### WHAT THE TASK REQUIRES
Reproduce every entry that follows word for word, but omit the images.

■ ■ ■ ■ ■ ■ ■

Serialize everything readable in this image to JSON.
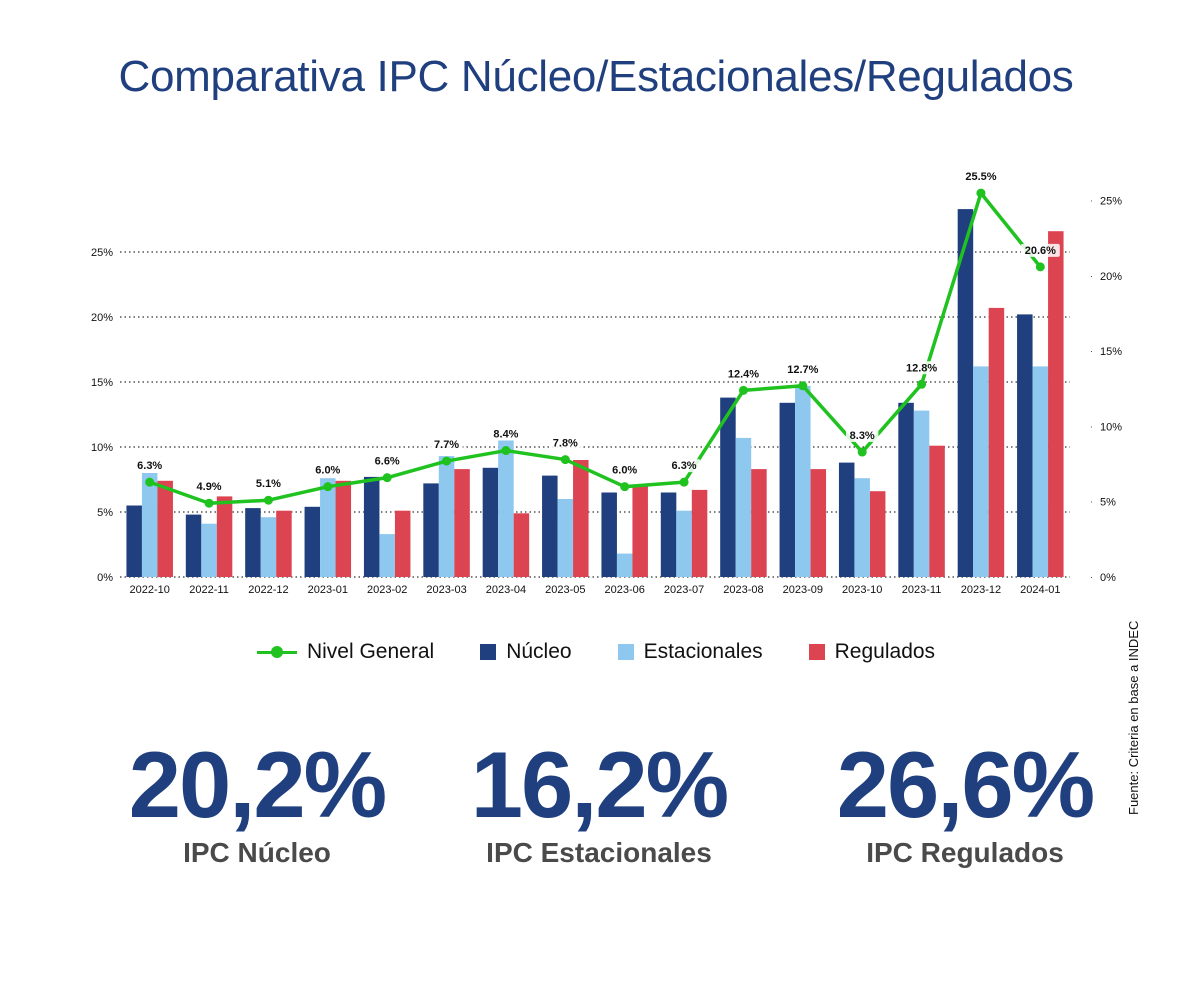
{
  "title": "Comparativa IPC Núcleo/Estacionales/Regulados",
  "colors": {
    "nucleo": "#1f3f7f",
    "estacionales": "#8ec8ef",
    "regulados": "#dc4452",
    "nivel_general": "#1fc21f",
    "title": "#1f3f7f"
  },
  "chart_data": {
    "type": "bar",
    "categories": [
      "2022-10",
      "2022-11",
      "2022-12",
      "2023-01",
      "2023-02",
      "2023-03",
      "2023-04",
      "2023-05",
      "2023-06",
      "2023-07",
      "2023-08",
      "2023-09",
      "2023-10",
      "2023-11",
      "2023-12",
      "2024-01"
    ],
    "series": [
      {
        "name": "Núcleo",
        "type": "bar",
        "axis": "left",
        "values": [
          5.5,
          4.8,
          5.3,
          5.4,
          7.7,
          7.2,
          8.4,
          7.8,
          6.5,
          6.5,
          13.8,
          13.4,
          8.8,
          13.4,
          28.3,
          20.2
        ]
      },
      {
        "name": "Estacionales",
        "type": "bar",
        "axis": "left",
        "values": [
          8.0,
          4.1,
          4.6,
          7.6,
          3.3,
          9.3,
          10.5,
          6.0,
          1.8,
          5.1,
          10.7,
          14.7,
          7.6,
          12.8,
          16.2,
          16.2
        ]
      },
      {
        "name": "Regulados",
        "type": "bar",
        "axis": "left",
        "values": [
          7.4,
          6.2,
          5.1,
          7.4,
          5.1,
          8.3,
          4.9,
          9.0,
          7.0,
          6.7,
          8.3,
          8.3,
          6.6,
          10.1,
          20.7,
          26.6
        ]
      },
      {
        "name": "Nivel General",
        "type": "line",
        "axis": "right",
        "values": [
          6.3,
          4.9,
          5.1,
          6.0,
          6.6,
          7.7,
          8.4,
          7.8,
          6.0,
          6.3,
          12.4,
          12.7,
          8.3,
          12.8,
          25.5,
          20.6
        ],
        "labels": [
          "6.3%",
          "4.9%",
          "5.1%",
          "6.0%",
          "6.6%",
          "7.7%",
          "8.4%",
          "7.8%",
          "6.0%",
          "6.3%",
          "12.4%",
          "12.7%",
          "8.3%",
          "12.8%",
          "25.5%",
          "20.6%"
        ]
      }
    ],
    "left_axis": {
      "ylim": [
        0,
        30
      ],
      "ticks": [
        0,
        5,
        10,
        15,
        20,
        25
      ],
      "tick_labels": [
        "0%",
        "5%",
        "10%",
        "15%",
        "20%",
        "25%"
      ]
    },
    "right_axis": {
      "ylim": [
        0,
        27.5
      ],
      "ticks": [
        0,
        5,
        10,
        15,
        20,
        25
      ],
      "tick_labels": [
        "0%",
        "5%",
        "10%",
        "15%",
        "20%",
        "25%"
      ]
    },
    "grid": true
  },
  "legend": [
    {
      "label": "Nivel General",
      "kind": "line",
      "color": "#1fc21f"
    },
    {
      "label": "Núcleo",
      "kind": "square",
      "color": "#1f3f7f"
    },
    {
      "label": "Estacionales",
      "kind": "square",
      "color": "#8ec8ef"
    },
    {
      "label": "Regulados",
      "kind": "square",
      "color": "#dc4452"
    }
  ],
  "stats": [
    {
      "value": "20,2%",
      "label": "IPC Núcleo"
    },
    {
      "value": "16,2%",
      "label": "IPC Estacionales"
    },
    {
      "value": "26,6%",
      "label": "IPC Regulados"
    }
  ],
  "source": "Fuente: Criteria en base a INDEC"
}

■ ■ ■ ■ ■ ■ ■

### FULL RESPONSE
Serialize everything readable in this image to JSON.
{
  "title": "Comparativa IPC Núcleo/Estacionales/Regulados",
  "colors": {
    "nucleo": "#1f3f7f",
    "estacionales": "#8ec8ef",
    "regulados": "#dc4452",
    "nivel_general": "#1fc21f",
    "title": "#1f3f7f"
  },
  "chart_data": {
    "type": "bar",
    "categories": [
      "2022-10",
      "2022-11",
      "2022-12",
      "2023-01",
      "2023-02",
      "2023-03",
      "2023-04",
      "2023-05",
      "2023-06",
      "2023-07",
      "2023-08",
      "2023-09",
      "2023-10",
      "2023-11",
      "2023-12",
      "2024-01"
    ],
    "series": [
      {
        "name": "Núcleo",
        "type": "bar",
        "axis": "left",
        "values": [
          5.5,
          4.8,
          5.3,
          5.4,
          7.7,
          7.2,
          8.4,
          7.8,
          6.5,
          6.5,
          13.8,
          13.4,
          8.8,
          13.4,
          28.3,
          20.2
        ]
      },
      {
        "name": "Estacionales",
        "type": "bar",
        "axis": "left",
        "values": [
          8.0,
          4.1,
          4.6,
          7.6,
          3.3,
          9.3,
          10.5,
          6.0,
          1.8,
          5.1,
          10.7,
          14.7,
          7.6,
          12.8,
          16.2,
          16.2
        ]
      },
      {
        "name": "Regulados",
        "type": "bar",
        "axis": "left",
        "values": [
          7.4,
          6.2,
          5.1,
          7.4,
          5.1,
          8.3,
          4.9,
          9.0,
          7.0,
          6.7,
          8.3,
          8.3,
          6.6,
          10.1,
          20.7,
          26.6
        ]
      },
      {
        "name": "Nivel General",
        "type": "line",
        "axis": "right",
        "values": [
          6.3,
          4.9,
          5.1,
          6.0,
          6.6,
          7.7,
          8.4,
          7.8,
          6.0,
          6.3,
          12.4,
          12.7,
          8.3,
          12.8,
          25.5,
          20.6
        ],
        "labels": [
          "6.3%",
          "4.9%",
          "5.1%",
          "6.0%",
          "6.6%",
          "7.7%",
          "8.4%",
          "7.8%",
          "6.0%",
          "6.3%",
          "12.4%",
          "12.7%",
          "8.3%",
          "12.8%",
          "25.5%",
          "20.6%"
        ]
      }
    ],
    "left_axis": {
      "ylim": [
        0,
        30
      ],
      "ticks": [
        0,
        5,
        10,
        15,
        20,
        25
      ],
      "tick_labels": [
        "0%",
        "5%",
        "10%",
        "15%",
        "20%",
        "25%"
      ]
    },
    "right_axis": {
      "ylim": [
        0,
        27.5
      ],
      "ticks": [
        0,
        5,
        10,
        15,
        20,
        25
      ],
      "tick_labels": [
        "0%",
        "5%",
        "10%",
        "15%",
        "20%",
        "25%"
      ]
    },
    "grid": true
  },
  "legend": [
    {
      "label": "Nivel General",
      "kind": "line",
      "color": "#1fc21f"
    },
    {
      "label": "Núcleo",
      "kind": "square",
      "color": "#1f3f7f"
    },
    {
      "label": "Estacionales",
      "kind": "square",
      "color": "#8ec8ef"
    },
    {
      "label": "Regulados",
      "kind": "square",
      "color": "#dc4452"
    }
  ],
  "stats": [
    {
      "value": "20,2%",
      "label": "IPC Núcleo"
    },
    {
      "value": "16,2%",
      "label": "IPC Estacionales"
    },
    {
      "value": "26,6%",
      "label": "IPC Regulados"
    }
  ],
  "source": "Fuente: Criteria en base a INDEC"
}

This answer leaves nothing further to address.